Requirement = Look through the lines below and extract any with the word "JSON".

Exercise data =
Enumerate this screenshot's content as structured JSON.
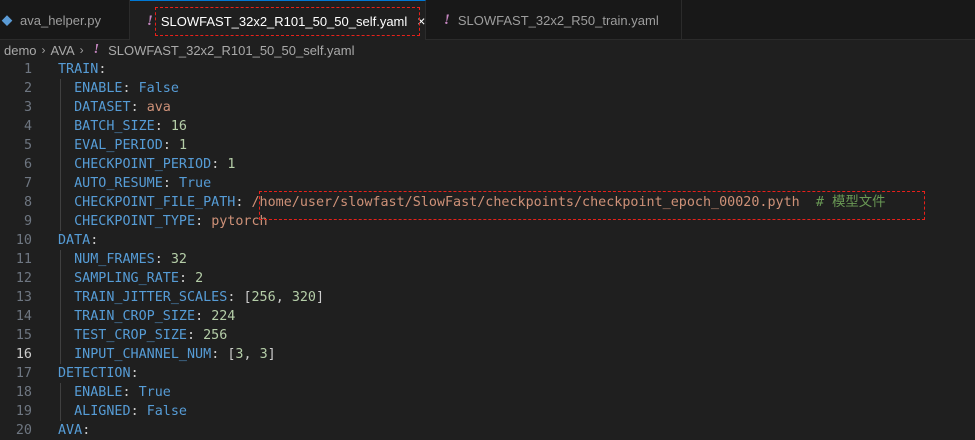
{
  "tabs": [
    {
      "label": "ava_helper.py",
      "icon": "python-file-icon"
    },
    {
      "label": "SLOWFAST_32x2_R101_50_50_self.yaml",
      "icon": "yaml-file-icon",
      "close": "×"
    },
    {
      "label": "SLOWFAST_32x2_R50_train.yaml",
      "icon": "yaml-file-icon"
    }
  ],
  "tab_icons": {
    "python": "◆",
    "yaml": "!"
  },
  "breadcrumb": {
    "items": [
      "demo",
      "AVA",
      "SLOWFAST_32x2_R101_50_50_self.yaml"
    ],
    "separator": "›"
  },
  "editor": {
    "current_line": 16,
    "lines": [
      {
        "num": "1",
        "key": "TRAIN",
        "indent": "",
        "value": "",
        "vtype": ""
      },
      {
        "num": "2",
        "key": "ENABLE",
        "indent": "  ",
        "value": "False",
        "vtype": "b"
      },
      {
        "num": "3",
        "key": "DATASET",
        "indent": "  ",
        "value": "ava",
        "vtype": "s"
      },
      {
        "num": "4",
        "key": "BATCH_SIZE",
        "indent": "  ",
        "value": "16",
        "vtype": "n"
      },
      {
        "num": "5",
        "key": "EVAL_PERIOD",
        "indent": "  ",
        "value": "1",
        "vtype": "n"
      },
      {
        "num": "6",
        "key": "CHECKPOINT_PERIOD",
        "indent": "  ",
        "value": "1",
        "vtype": "n"
      },
      {
        "num": "7",
        "key": "AUTO_RESUME",
        "indent": "  ",
        "value": "True",
        "vtype": "b"
      },
      {
        "num": "8",
        "key": "CHECKPOINT_FILE_PATH",
        "indent": "  ",
        "value": "/home/user/slowfast/SlowFast/checkpoints/checkpoint_epoch_00020.pyth",
        "vtype": "s",
        "comment": "# 模型文件"
      },
      {
        "num": "9",
        "key": "CHECKPOINT_TYPE",
        "indent": "  ",
        "value": "pytorch",
        "vtype": "s"
      },
      {
        "num": "10",
        "key": "DATA",
        "indent": "",
        "value": "",
        "vtype": ""
      },
      {
        "num": "11",
        "key": "NUM_FRAMES",
        "indent": "  ",
        "value": "32",
        "vtype": "n"
      },
      {
        "num": "12",
        "key": "SAMPLING_RATE",
        "indent": "  ",
        "value": "2",
        "vtype": "n"
      },
      {
        "num": "13",
        "key": "TRAIN_JITTER_SCALES",
        "indent": "  ",
        "value": "",
        "vtype": "list",
        "list": [
          "256",
          "320"
        ]
      },
      {
        "num": "14",
        "key": "TRAIN_CROP_SIZE",
        "indent": "  ",
        "value": "224",
        "vtype": "n"
      },
      {
        "num": "15",
        "key": "TEST_CROP_SIZE",
        "indent": "  ",
        "value": "256",
        "vtype": "n"
      },
      {
        "num": "16",
        "key": "INPUT_CHANNEL_NUM",
        "indent": "  ",
        "value": "",
        "vtype": "list",
        "list": [
          "3",
          "3"
        ]
      },
      {
        "num": "17",
        "key": "DETECTION",
        "indent": "",
        "value": "",
        "vtype": ""
      },
      {
        "num": "18",
        "key": "ENABLE",
        "indent": "  ",
        "value": "True",
        "vtype": "b"
      },
      {
        "num": "19",
        "key": "ALIGNED",
        "indent": "  ",
        "value": "False",
        "vtype": "b"
      },
      {
        "num": "20",
        "key": "AVA",
        "indent": "",
        "value": "",
        "vtype": ""
      }
    ]
  },
  "colors": {
    "key": "#569cd6",
    "string": "#ce9178",
    "number": "#b5cea8",
    "comment": "#6a9955",
    "annotation": "#e8201a"
  }
}
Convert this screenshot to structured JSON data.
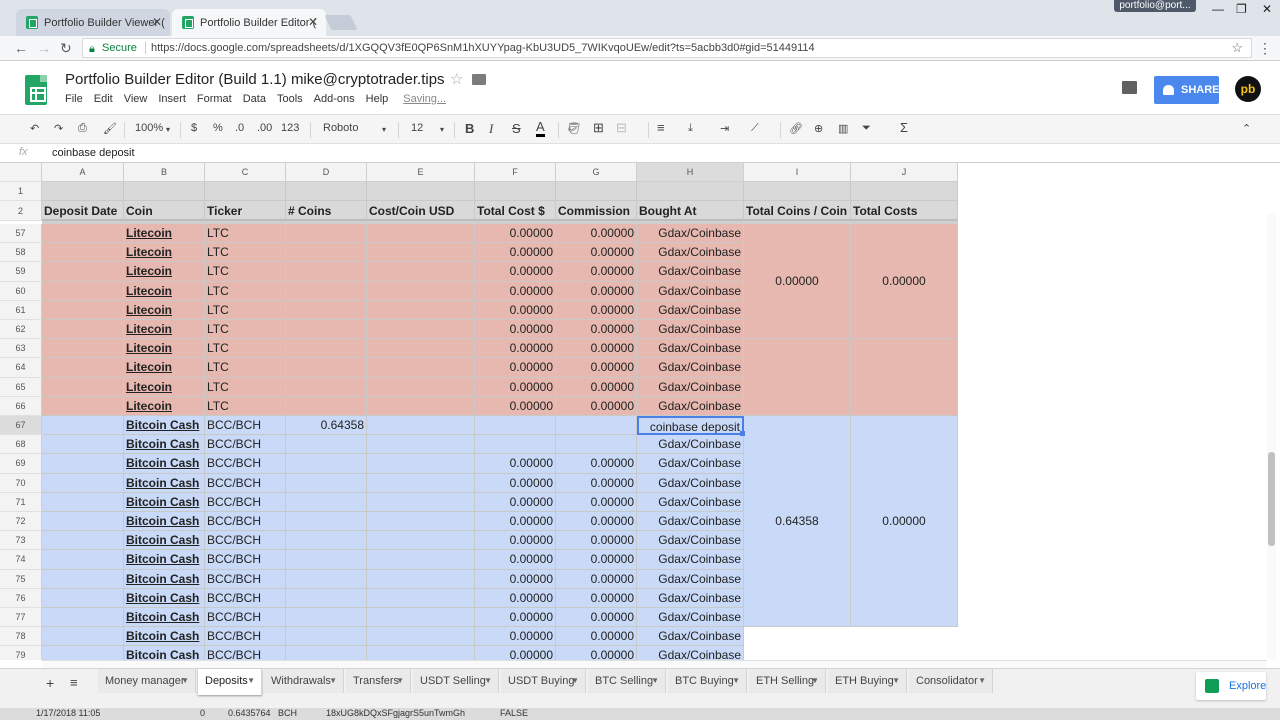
{
  "browser": {
    "tabs": [
      {
        "title": "Portfolio Builder Viewer (",
        "active": false
      },
      {
        "title": "Portfolio Builder Editor (",
        "active": true
      }
    ],
    "profile": "portfolio@port...",
    "secure_label": "Secure",
    "url": "https://docs.google.com/spreadsheets/d/1XGQQV3fE0QP6SnM1hXUYYpag-KbU3UD5_7WIKvqoUEw/edit?ts=5acbb3d0#gid=51449114"
  },
  "app": {
    "title": "Portfolio Builder Editor (Build 1.1)  mike@cryptotrader.tips",
    "menus": [
      "File",
      "Edit",
      "View",
      "Insert",
      "Format",
      "Data",
      "Tools",
      "Add-ons",
      "Help"
    ],
    "saving": "Saving...",
    "share_label": "SHARE",
    "avatar_initials": "pb",
    "accent_green": "#23a566",
    "share_blue": "#4a88ee"
  },
  "toolbar": {
    "zoom": "100%",
    "currency": "$",
    "percent": "%",
    "dec_less": ".0",
    "dec_more": ".00",
    "more_formats": "123",
    "font": "Roboto",
    "font_size": "12",
    "bold": "B",
    "italic": "I",
    "strike": "S",
    "textcolor": "A",
    "sigma": "Σ"
  },
  "formula_bar": {
    "fx": "fx",
    "value": "coinbase deposit"
  },
  "columns": [
    "A",
    "B",
    "C",
    "D",
    "E",
    "F",
    "G",
    "H",
    "I",
    "J"
  ],
  "headers": [
    "Deposit Date",
    "Coin",
    "Ticker",
    "# Coins",
    "Cost/Coin USD",
    "Total Cost $",
    "Commission",
    "Bought At",
    "Total Coins / Coin",
    "Total Costs"
  ],
  "header_rows": [
    "1",
    "2"
  ],
  "rows": [
    {
      "n": "57",
      "coin": "Litecoin",
      "ticker": "LTC",
      "coins": "",
      "total": "0.00000",
      "comm": "0.00000",
      "at": "Gdax/Coinbase"
    },
    {
      "n": "58",
      "coin": "Litecoin",
      "ticker": "LTC",
      "coins": "",
      "total": "0.00000",
      "comm": "0.00000",
      "at": "Gdax/Coinbase"
    },
    {
      "n": "59",
      "coin": "Litecoin",
      "ticker": "LTC",
      "coins": "",
      "total": "0.00000",
      "comm": "0.00000",
      "at": "Gdax/Coinbase"
    },
    {
      "n": "60",
      "coin": "Litecoin",
      "ticker": "LTC",
      "coins": "",
      "total": "0.00000",
      "comm": "0.00000",
      "at": "Gdax/Coinbase"
    },
    {
      "n": "61",
      "coin": "Litecoin",
      "ticker": "LTC",
      "coins": "",
      "total": "0.00000",
      "comm": "0.00000",
      "at": "Gdax/Coinbase"
    },
    {
      "n": "62",
      "coin": "Litecoin",
      "ticker": "LTC",
      "coins": "",
      "total": "0.00000",
      "comm": "0.00000",
      "at": "Gdax/Coinbase"
    },
    {
      "n": "63",
      "coin": "Litecoin",
      "ticker": "LTC",
      "coins": "",
      "total": "0.00000",
      "comm": "0.00000",
      "at": "Gdax/Coinbase"
    },
    {
      "n": "64",
      "coin": "Litecoin",
      "ticker": "LTC",
      "coins": "",
      "total": "0.00000",
      "comm": "0.00000",
      "at": "Gdax/Coinbase"
    },
    {
      "n": "65",
      "coin": "Litecoin",
      "ticker": "LTC",
      "coins": "",
      "total": "0.00000",
      "comm": "0.00000",
      "at": "Gdax/Coinbase"
    },
    {
      "n": "66",
      "coin": "Litecoin",
      "ticker": "LTC",
      "coins": "",
      "total": "0.00000",
      "comm": "0.00000",
      "at": "Gdax/Coinbase"
    },
    {
      "n": "67",
      "coin": "Bitcoin Cash",
      "ticker": "BCC/BCH",
      "coins": "0.64358",
      "total": "",
      "comm": "",
      "at": "coinbase deposit"
    },
    {
      "n": "68",
      "coin": "Bitcoin Cash",
      "ticker": "BCC/BCH",
      "coins": "",
      "total": "",
      "comm": "",
      "at": "Gdax/Coinbase"
    },
    {
      "n": "69",
      "coin": "Bitcoin Cash",
      "ticker": "BCC/BCH",
      "coins": "",
      "total": "0.00000",
      "comm": "0.00000",
      "at": "Gdax/Coinbase"
    },
    {
      "n": "70",
      "coin": "Bitcoin Cash",
      "ticker": "BCC/BCH",
      "coins": "",
      "total": "0.00000",
      "comm": "0.00000",
      "at": "Gdax/Coinbase"
    },
    {
      "n": "71",
      "coin": "Bitcoin Cash",
      "ticker": "BCC/BCH",
      "coins": "",
      "total": "0.00000",
      "comm": "0.00000",
      "at": "Gdax/Coinbase"
    },
    {
      "n": "72",
      "coin": "Bitcoin Cash",
      "ticker": "BCC/BCH",
      "coins": "",
      "total": "0.00000",
      "comm": "0.00000",
      "at": "Gdax/Coinbase"
    },
    {
      "n": "73",
      "coin": "Bitcoin Cash",
      "ticker": "BCC/BCH",
      "coins": "",
      "total": "0.00000",
      "comm": "0.00000",
      "at": "Gdax/Coinbase"
    },
    {
      "n": "74",
      "coin": "Bitcoin Cash",
      "ticker": "BCC/BCH",
      "coins": "",
      "total": "0.00000",
      "comm": "0.00000",
      "at": "Gdax/Coinbase"
    },
    {
      "n": "75",
      "coin": "Bitcoin Cash",
      "ticker": "BCC/BCH",
      "coins": "",
      "total": "0.00000",
      "comm": "0.00000",
      "at": "Gdax/Coinbase"
    },
    {
      "n": "76",
      "coin": "Bitcoin Cash",
      "ticker": "BCC/BCH",
      "coins": "",
      "total": "0.00000",
      "comm": "0.00000",
      "at": "Gdax/Coinbase"
    },
    {
      "n": "77",
      "coin": "Bitcoin Cash",
      "ticker": "BCC/BCH",
      "coins": "",
      "total": "0.00000",
      "comm": "0.00000",
      "at": "Gdax/Coinbase"
    },
    {
      "n": "78",
      "coin": "Bitcoin Cash",
      "ticker": "BCC/BCH",
      "coins": "",
      "total": "0.00000",
      "comm": "0.00000",
      "at": "Gdax/Coinbase"
    },
    {
      "n": "79",
      "coin": "Bitcoin Cash",
      "ticker": "BCC/BCH",
      "coins": "",
      "total": "0.00000",
      "comm": "0.00000",
      "at": "Gdax/Coinbase"
    }
  ],
  "merged": {
    "ltc_total_coins": "0.00000",
    "ltc_total_costs": "0.00000",
    "bch_total_coins": "0.64358",
    "bch_total_costs": "0.00000"
  },
  "row_colors": {
    "litecoin": "#e6b8af",
    "bitcoin_cash": "#c9daf8"
  },
  "sheet_tabs": [
    "Money manager",
    "Deposits",
    "Withdrawals",
    "Transfers",
    "USDT Selling",
    "USDT Buying",
    "BTC Selling",
    "BTC Buying",
    "ETH Selling",
    "ETH Buying",
    "Consolidator"
  ],
  "active_sheet": "Deposits",
  "explore_label": "Explore",
  "bottom_strip": [
    "1/17/2018 11:05",
    "0",
    "0.6435764",
    "BCH",
    "18xUG8kDQxSFgjagrS5unTwmGh",
    "FALSE"
  ]
}
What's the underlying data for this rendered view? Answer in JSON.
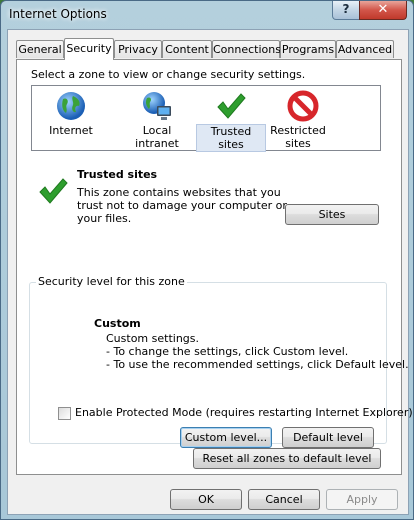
{
  "window": {
    "title": "Internet Options",
    "help": "?",
    "close": "✕"
  },
  "tabs": [
    {
      "label": "General"
    },
    {
      "label": "Security"
    },
    {
      "label": "Privacy"
    },
    {
      "label": "Content"
    },
    {
      "label": "Connections"
    },
    {
      "label": "Programs"
    },
    {
      "label": "Advanced"
    }
  ],
  "active_tab": "Security",
  "security": {
    "prompt": "Select a zone to view or change security settings.",
    "zones": [
      {
        "label": "Internet",
        "icon": "globe-icon"
      },
      {
        "label": "Local intranet",
        "icon": "network-globe-icon"
      },
      {
        "label": "Trusted sites",
        "icon": "checkmark-icon"
      },
      {
        "label": "Restricted sites",
        "icon": "restricted-icon"
      }
    ],
    "selected_zone": "Trusted sites",
    "zone_heading": "Trusted sites",
    "zone_desc": [
      "This zone contains websites that you",
      "trust not to damage your computer or",
      "your files."
    ],
    "sites_button": "Sites",
    "level_group_title": "Security level for this zone",
    "level_name": "Custom",
    "level_desc": [
      "Custom settings.",
      "- To change the settings, click Custom level.",
      "- To use the recommended settings, click Default level."
    ],
    "protected_mode_label": "Enable Protected Mode (requires restarting Internet Explorer)",
    "protected_mode_checked": false,
    "custom_level_button": "Custom level...",
    "default_level_button": "Default level",
    "reset_button": "Reset all zones to default level"
  },
  "footer": {
    "ok": "OK",
    "cancel": "Cancel",
    "apply": "Apply"
  },
  "colors": {
    "titlebar": "#b9d4ea",
    "close": "#c0392b",
    "check_green": "#2e9e2e",
    "restricted_red": "#d7262b"
  }
}
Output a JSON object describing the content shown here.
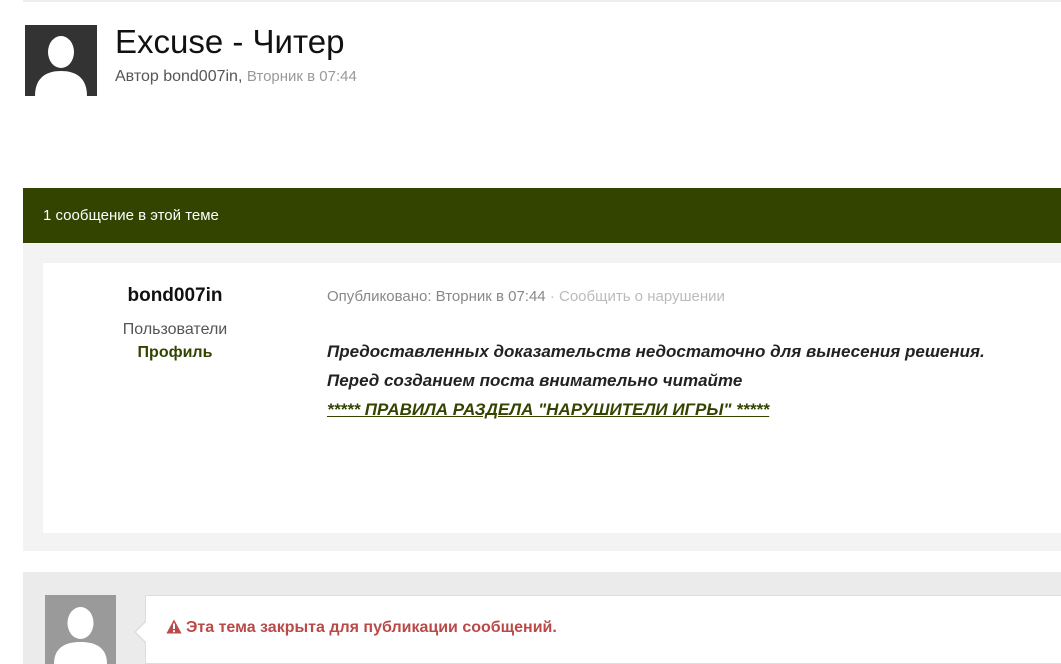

Response to this exercise =
Enumerate this screenshot's content as structured JSON.
Convert this screenshot to structured JSON data.
What's the underlying data for this rendered view? Answer in JSON.
Output a JSON object describing the content shown here.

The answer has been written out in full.